**GIVEN REQUEST**:
Below you will find a set of lines. Repeat them all exactly.
──────── DATA SHOWN ────────
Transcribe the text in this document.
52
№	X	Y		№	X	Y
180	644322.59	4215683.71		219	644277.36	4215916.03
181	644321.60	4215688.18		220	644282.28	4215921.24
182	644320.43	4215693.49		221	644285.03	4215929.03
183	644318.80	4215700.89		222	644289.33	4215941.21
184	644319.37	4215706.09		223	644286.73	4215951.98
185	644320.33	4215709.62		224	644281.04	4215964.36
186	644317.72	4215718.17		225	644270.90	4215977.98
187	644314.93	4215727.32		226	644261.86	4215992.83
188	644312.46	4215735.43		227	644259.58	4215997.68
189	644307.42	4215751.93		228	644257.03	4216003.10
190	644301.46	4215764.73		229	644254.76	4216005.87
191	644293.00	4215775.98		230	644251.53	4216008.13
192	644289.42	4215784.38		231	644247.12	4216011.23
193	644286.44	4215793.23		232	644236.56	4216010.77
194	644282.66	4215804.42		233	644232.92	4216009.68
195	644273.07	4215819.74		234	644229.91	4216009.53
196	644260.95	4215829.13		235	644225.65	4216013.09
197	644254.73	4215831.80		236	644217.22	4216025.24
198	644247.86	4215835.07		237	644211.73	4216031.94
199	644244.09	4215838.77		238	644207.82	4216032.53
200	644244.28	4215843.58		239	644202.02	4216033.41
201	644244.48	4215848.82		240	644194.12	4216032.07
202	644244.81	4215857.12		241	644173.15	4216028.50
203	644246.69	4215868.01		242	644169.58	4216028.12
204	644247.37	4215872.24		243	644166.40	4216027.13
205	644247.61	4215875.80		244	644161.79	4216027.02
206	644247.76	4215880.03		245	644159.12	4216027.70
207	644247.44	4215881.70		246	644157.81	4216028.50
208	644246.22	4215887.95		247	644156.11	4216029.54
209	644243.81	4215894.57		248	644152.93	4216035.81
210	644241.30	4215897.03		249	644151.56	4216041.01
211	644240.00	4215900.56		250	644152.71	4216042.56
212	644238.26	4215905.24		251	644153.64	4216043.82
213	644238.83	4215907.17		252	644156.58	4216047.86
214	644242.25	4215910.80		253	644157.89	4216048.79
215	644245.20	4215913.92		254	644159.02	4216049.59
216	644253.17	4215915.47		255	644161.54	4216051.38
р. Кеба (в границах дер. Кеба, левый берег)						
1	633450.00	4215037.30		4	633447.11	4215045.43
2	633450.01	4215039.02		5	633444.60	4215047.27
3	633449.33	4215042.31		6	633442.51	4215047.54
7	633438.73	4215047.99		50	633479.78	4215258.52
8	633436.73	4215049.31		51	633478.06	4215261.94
────────
**COMPLETE ANSWER**:
Transcribe the text in this document.
52
№	X	Y		№	X	Y
180	644322.59	4215683.71		219	644277.36	4215916.03
181	644321.60	4215688.18		220	644282.28	4215921.24
182	644320.43	4215693.49		221	644285.03	4215929.03
183	644318.80	4215700.89		222	644289.33	4215941.21
184	644319.37	4215706.09		223	644286.73	4215951.98
185	644320.33	4215709.62		224	644281.04	4215964.36
186	644317.72	4215718.17		225	644270.90	4215977.98
187	644314.93	4215727.32		226	644261.86	4215992.83
188	644312.46	4215735.43		227	644259.58	4215997.68
189	644307.42	4215751.93		228	644257.03	4216003.10
190	644301.46	4215764.73		229	644254.76	4216005.87
191	644293.00	4215775.98		230	644251.53	4216008.13
192	644289.42	4215784.38		231	644247.12	4216011.23
193	644286.44	4215793.23		232	644236.56	4216010.77
194	644282.66	4215804.42		233	644232.92	4216009.68
195	644273.07	4215819.74		234	644229.91	4216009.53
196	644260.95	4215829.13		235	644225.65	4216013.09
197	644254.73	4215831.80		236	644217.22	4216025.24
198	644247.86	4215835.07		237	644211.73	4216031.94
199	644244.09	4215838.77		238	644207.82	4216032.53
200	644244.28	4215843.58		239	644202.02	4216033.41
201	644244.48	4215848.82		240	644194.12	4216032.07
202	644244.81	4215857.12		241	644173.15	4216028.50
203	644246.69	4215868.01		242	644169.58	4216028.12
204	644247.37	4215872.24		243	644166.40	4216027.13
205	644247.61	4215875.80		244	644161.79	4216027.02
206	644247.76	4215880.03		245	644159.12	4216027.70
207	644247.44	4215881.70		246	644157.81	4216028.50
208	644246.22	4215887.95		247	644156.11	4216029.54
209	644243.81	4215894.57		248	644152.93	4216035.81
210	644241.30	4215897.03		249	644151.56	4216041.01
211	644240.00	4215900.56		250	644152.71	4216042.56
212	644238.26	4215905.24		251	644153.64	4216043.82
213	644238.83	4215907.17		252	644156.58	4216047.86
214	644242.25	4215910.80		253	644157.89	4216048.79
215	644245.20	4215913.92		254	644159.02	4216049.59
216	644253.17	4215915.47		255	644161.54	4216051.38
р. Кеба (в границах дер. Кеба, левый берег)						
1	633450.00	4215037.30		4	633447.11	4215045.43
2	633450.01	4215039.02		5	633444.60	4215047.27
3	633449.33	4215042.31		6	633442.51	4215047.54
7	633438.73	4215047.99		50	633479.78	4215258.52
8	633436.73	4215049.31		51	633478.06	4215261.94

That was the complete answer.